TASK STATEMENT | Transcribe these lines exactly as they appear.

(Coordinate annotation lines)
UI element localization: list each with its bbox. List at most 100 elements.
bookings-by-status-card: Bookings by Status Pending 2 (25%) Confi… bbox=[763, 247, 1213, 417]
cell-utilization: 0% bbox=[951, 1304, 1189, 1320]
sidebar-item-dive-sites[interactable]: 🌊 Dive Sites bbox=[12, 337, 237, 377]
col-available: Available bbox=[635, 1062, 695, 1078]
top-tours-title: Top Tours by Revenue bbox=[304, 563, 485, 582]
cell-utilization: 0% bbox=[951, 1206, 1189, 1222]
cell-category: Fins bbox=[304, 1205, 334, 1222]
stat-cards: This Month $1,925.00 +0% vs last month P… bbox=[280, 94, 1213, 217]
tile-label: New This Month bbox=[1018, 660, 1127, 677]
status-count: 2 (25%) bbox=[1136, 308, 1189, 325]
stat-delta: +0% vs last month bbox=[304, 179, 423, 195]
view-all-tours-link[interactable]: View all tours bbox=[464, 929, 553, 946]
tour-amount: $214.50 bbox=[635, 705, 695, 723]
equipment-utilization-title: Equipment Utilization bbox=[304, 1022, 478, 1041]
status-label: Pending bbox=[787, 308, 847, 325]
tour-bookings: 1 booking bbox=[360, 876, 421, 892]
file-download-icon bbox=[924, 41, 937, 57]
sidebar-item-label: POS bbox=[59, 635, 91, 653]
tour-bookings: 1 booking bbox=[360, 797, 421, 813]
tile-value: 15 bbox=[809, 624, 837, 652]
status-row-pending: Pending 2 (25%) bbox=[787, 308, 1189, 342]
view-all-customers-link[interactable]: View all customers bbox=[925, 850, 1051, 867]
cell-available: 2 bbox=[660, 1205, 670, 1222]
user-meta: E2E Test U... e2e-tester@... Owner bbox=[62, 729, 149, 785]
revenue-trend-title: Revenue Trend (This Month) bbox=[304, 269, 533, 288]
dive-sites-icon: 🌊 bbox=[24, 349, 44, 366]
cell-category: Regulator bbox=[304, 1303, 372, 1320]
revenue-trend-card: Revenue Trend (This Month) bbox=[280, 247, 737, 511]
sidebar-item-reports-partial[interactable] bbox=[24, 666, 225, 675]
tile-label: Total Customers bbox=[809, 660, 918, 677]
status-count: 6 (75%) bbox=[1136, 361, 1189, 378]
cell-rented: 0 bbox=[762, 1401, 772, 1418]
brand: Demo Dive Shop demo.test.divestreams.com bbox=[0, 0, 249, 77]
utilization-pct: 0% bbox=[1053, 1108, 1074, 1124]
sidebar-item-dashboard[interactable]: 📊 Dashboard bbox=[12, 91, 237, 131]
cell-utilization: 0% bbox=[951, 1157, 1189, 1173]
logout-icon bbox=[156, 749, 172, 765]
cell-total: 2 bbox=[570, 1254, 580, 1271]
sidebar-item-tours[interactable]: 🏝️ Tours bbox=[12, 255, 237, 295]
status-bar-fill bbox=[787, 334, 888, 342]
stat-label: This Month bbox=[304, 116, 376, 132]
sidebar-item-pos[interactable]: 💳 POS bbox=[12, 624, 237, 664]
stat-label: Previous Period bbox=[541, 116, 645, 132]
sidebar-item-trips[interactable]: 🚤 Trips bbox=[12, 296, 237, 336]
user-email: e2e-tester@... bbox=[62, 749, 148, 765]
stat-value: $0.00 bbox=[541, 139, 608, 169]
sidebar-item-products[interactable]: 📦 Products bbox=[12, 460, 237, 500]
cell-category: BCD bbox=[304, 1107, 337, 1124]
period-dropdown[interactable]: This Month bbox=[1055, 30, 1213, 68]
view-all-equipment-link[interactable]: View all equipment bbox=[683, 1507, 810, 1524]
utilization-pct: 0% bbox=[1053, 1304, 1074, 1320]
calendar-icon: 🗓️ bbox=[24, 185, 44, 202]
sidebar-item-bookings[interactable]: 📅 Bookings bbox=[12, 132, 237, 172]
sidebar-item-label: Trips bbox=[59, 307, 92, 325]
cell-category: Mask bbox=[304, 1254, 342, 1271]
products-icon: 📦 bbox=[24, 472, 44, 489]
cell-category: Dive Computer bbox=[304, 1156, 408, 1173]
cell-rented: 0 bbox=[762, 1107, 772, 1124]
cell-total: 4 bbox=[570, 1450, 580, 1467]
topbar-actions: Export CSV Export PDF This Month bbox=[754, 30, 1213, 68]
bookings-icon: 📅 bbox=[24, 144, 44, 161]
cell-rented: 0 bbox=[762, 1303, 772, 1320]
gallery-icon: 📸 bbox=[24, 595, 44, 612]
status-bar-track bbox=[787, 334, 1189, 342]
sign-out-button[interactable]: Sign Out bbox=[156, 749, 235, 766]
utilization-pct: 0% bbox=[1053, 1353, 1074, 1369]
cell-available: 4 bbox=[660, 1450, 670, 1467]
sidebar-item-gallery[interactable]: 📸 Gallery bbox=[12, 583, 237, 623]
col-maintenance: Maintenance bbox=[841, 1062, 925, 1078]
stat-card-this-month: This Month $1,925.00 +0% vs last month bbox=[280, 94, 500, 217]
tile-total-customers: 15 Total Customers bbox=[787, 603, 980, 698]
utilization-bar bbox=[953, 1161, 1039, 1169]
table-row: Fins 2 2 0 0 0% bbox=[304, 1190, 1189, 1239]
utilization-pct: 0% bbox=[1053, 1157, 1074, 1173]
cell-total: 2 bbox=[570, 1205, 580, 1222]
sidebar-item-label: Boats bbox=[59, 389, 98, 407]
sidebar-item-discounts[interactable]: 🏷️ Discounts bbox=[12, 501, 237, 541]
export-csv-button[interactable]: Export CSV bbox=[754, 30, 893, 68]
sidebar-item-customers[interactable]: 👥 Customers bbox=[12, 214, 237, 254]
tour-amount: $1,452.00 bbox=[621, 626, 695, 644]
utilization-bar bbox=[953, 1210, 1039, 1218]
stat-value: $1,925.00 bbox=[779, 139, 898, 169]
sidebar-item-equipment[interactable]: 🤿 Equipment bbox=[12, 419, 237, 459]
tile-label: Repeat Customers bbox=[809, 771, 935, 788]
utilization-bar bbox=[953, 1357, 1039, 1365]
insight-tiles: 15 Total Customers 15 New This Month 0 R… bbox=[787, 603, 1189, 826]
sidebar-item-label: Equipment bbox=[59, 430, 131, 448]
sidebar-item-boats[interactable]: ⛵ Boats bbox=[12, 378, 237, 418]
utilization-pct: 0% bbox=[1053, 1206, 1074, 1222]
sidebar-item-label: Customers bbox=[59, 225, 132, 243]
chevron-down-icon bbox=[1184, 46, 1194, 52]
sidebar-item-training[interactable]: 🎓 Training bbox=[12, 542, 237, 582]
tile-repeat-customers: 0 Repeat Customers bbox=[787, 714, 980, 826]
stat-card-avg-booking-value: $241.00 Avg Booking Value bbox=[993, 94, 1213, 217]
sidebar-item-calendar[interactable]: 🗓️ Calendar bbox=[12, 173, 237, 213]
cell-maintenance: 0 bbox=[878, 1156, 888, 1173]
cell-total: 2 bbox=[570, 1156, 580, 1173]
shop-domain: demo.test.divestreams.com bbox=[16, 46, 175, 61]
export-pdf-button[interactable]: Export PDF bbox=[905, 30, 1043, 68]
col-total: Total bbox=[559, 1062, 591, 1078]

ANSWER BELOW |
UI element localization: list each with its bbox. List at most 100 elements.
bookings-by-status-card: Bookings by Status Pending 2 (25%) Confi… bbox=[763, 247, 1213, 417]
cell-utilization: 0% bbox=[951, 1304, 1189, 1320]
sidebar-item-dive-sites[interactable]: 🌊 Dive Sites bbox=[12, 337, 237, 377]
col-available: Available bbox=[635, 1062, 695, 1078]
top-tours-title: Top Tours by Revenue bbox=[304, 563, 485, 582]
cell-utilization: 0% bbox=[951, 1206, 1189, 1222]
cell-category: Fins bbox=[304, 1205, 334, 1222]
stat-cards: This Month $1,925.00 +0% vs last month P… bbox=[280, 94, 1213, 217]
tile-label: New This Month bbox=[1018, 660, 1127, 677]
status-count: 2 (25%) bbox=[1136, 308, 1189, 325]
stat-delta: +0% vs last month bbox=[304, 179, 423, 195]
view-all-tours-link[interactable]: View all tours bbox=[464, 929, 553, 946]
tour-amount: $214.50 bbox=[635, 705, 695, 723]
equipment-utilization-title: Equipment Utilization bbox=[304, 1022, 478, 1041]
status-label: Pending bbox=[787, 308, 847, 325]
tour-bookings: 1 booking bbox=[360, 876, 421, 892]
file-download-icon bbox=[924, 41, 937, 57]
sidebar-item-label: POS bbox=[59, 635, 91, 653]
tour-bookings: 1 booking bbox=[360, 797, 421, 813]
tile-value: 15 bbox=[809, 624, 837, 652]
status-row-pending: Pending 2 (25%) bbox=[787, 308, 1189, 342]
view-all-customers-link[interactable]: View all customers bbox=[925, 850, 1051, 867]
cell-available: 2 bbox=[660, 1205, 670, 1222]
user-meta: E2E Test U... e2e-tester@... Owner bbox=[62, 729, 149, 785]
revenue-trend-title: Revenue Trend (This Month) bbox=[304, 269, 533, 288]
dive-sites-icon: 🌊 bbox=[24, 349, 44, 366]
cell-category: Regulator bbox=[304, 1303, 372, 1320]
revenue-trend-card: Revenue Trend (This Month) bbox=[280, 247, 737, 511]
sidebar-item-reports-partial[interactable] bbox=[24, 666, 225, 675]
tile-label: Total Customers bbox=[809, 660, 918, 677]
status-count: 6 (75%) bbox=[1136, 361, 1189, 378]
cell-rented: 0 bbox=[762, 1401, 772, 1418]
brand: Demo Dive Shop demo.test.divestreams.com bbox=[0, 0, 249, 77]
utilization-pct: 0% bbox=[1053, 1108, 1074, 1124]
sidebar-item-dashboard[interactable]: 📊 Dashboard bbox=[12, 91, 237, 131]
cell-utilization: 0% bbox=[951, 1157, 1189, 1173]
logout-icon bbox=[156, 749, 172, 765]
cell-total: 2 bbox=[570, 1254, 580, 1271]
sidebar-item-tours[interactable]: 🏝️ Tours bbox=[12, 255, 237, 295]
status-bar-fill bbox=[787, 334, 888, 342]
stat-label: This Month bbox=[304, 116, 376, 132]
sidebar-item-pos[interactable]: 💳 POS bbox=[12, 624, 237, 664]
stat-label: Previous Period bbox=[541, 116, 645, 132]
sidebar-item-trips[interactable]: 🚤 Trips bbox=[12, 296, 237, 336]
user-email: e2e-tester@... bbox=[62, 749, 148, 765]
stat-value: $0.00 bbox=[541, 139, 608, 169]
sidebar-item-products[interactable]: 📦 Products bbox=[12, 460, 237, 500]
cell-category: BCD bbox=[304, 1107, 337, 1124]
period-dropdown[interactable]: This Month bbox=[1055, 30, 1213, 68]
view-all-equipment-link[interactable]: View all equipment bbox=[683, 1507, 810, 1524]
utilization-pct: 0% bbox=[1053, 1304, 1074, 1320]
calendar-icon: 🗓️ bbox=[24, 185, 44, 202]
sidebar-item-bookings[interactable]: 📅 Bookings bbox=[12, 132, 237, 172]
sidebar-item-label: Trips bbox=[59, 307, 92, 325]
cell-category: Mask bbox=[304, 1254, 342, 1271]
products-icon: 📦 bbox=[24, 472, 44, 489]
cell-category: Dive Computer bbox=[304, 1156, 408, 1173]
cell-rented: 0 bbox=[762, 1107, 772, 1124]
cell-total: 4 bbox=[570, 1450, 580, 1467]
topbar-actions: Export CSV Export PDF This Month bbox=[754, 30, 1213, 68]
bookings-icon: 📅 bbox=[24, 144, 44, 161]
cell-rented: 0 bbox=[762, 1303, 772, 1320]
gallery-icon: 📸 bbox=[24, 595, 44, 612]
status-bar-track bbox=[787, 334, 1189, 342]
sign-out-button[interactable]: Sign Out bbox=[156, 749, 235, 766]
utilization-pct: 0% bbox=[1053, 1353, 1074, 1369]
cell-available: 4 bbox=[660, 1450, 670, 1467]
sidebar-item-gallery[interactable]: 📸 Gallery bbox=[12, 583, 237, 623]
col-maintenance: Maintenance bbox=[841, 1062, 925, 1078]
stat-card-this-month: This Month $1,925.00 +0% vs last month bbox=[280, 94, 500, 217]
tile-total-customers: 15 Total Customers bbox=[787, 603, 980, 698]
utilization-bar bbox=[953, 1161, 1039, 1169]
table-row: Fins 2 2 0 0 0% bbox=[304, 1190, 1189, 1239]
utilization-pct: 0% bbox=[1053, 1157, 1074, 1173]
cell-total: 2 bbox=[570, 1205, 580, 1222]
sidebar-item-label: Boats bbox=[59, 389, 98, 407]
sidebar-item-discounts[interactable]: 🏷️ Discounts bbox=[12, 501, 237, 541]
export-csv-button[interactable]: Export CSV bbox=[754, 30, 893, 68]
sidebar-item-customers[interactable]: 👥 Customers bbox=[12, 214, 237, 254]
tour-amount: $1,452.00 bbox=[621, 626, 695, 644]
utilization-bar bbox=[953, 1210, 1039, 1218]
stat-value: $1,925.00 bbox=[779, 139, 898, 169]
sidebar-item-equipment[interactable]: 🤿 Equipment bbox=[12, 419, 237, 459]
tile-label: Repeat Customers bbox=[809, 771, 935, 788]
utilization-bar bbox=[953, 1357, 1039, 1365]
insight-tiles: 15 Total Customers 15 New This Month 0 R… bbox=[787, 603, 1189, 826]
sidebar-item-label: Equipment bbox=[59, 430, 131, 448]
sidebar-item-boats[interactable]: ⛵ Boats bbox=[12, 378, 237, 418]
utilization-pct: 0% bbox=[1053, 1206, 1074, 1222]
sidebar-item-label: Customers bbox=[59, 225, 132, 243]
chevron-down-icon bbox=[1184, 46, 1194, 52]
sidebar-item-training[interactable]: 🎓 Training bbox=[12, 542, 237, 582]
tile-repeat-customers: 0 Repeat Customers bbox=[787, 714, 980, 826]
stat-card-avg-booking-value: $241.00 Avg Booking Value bbox=[993, 94, 1213, 217]
sidebar-item-calendar[interactable]: 🗓️ Calendar bbox=[12, 173, 237, 213]
cell-maintenance: 0 bbox=[878, 1156, 888, 1173]
cell-total: 2 bbox=[570, 1156, 580, 1173]
shop-domain: demo.test.divestreams.com bbox=[16, 46, 175, 61]
export-pdf-button[interactable]: Export PDF bbox=[905, 30, 1043, 68]
col-total: Total bbox=[559, 1062, 591, 1078]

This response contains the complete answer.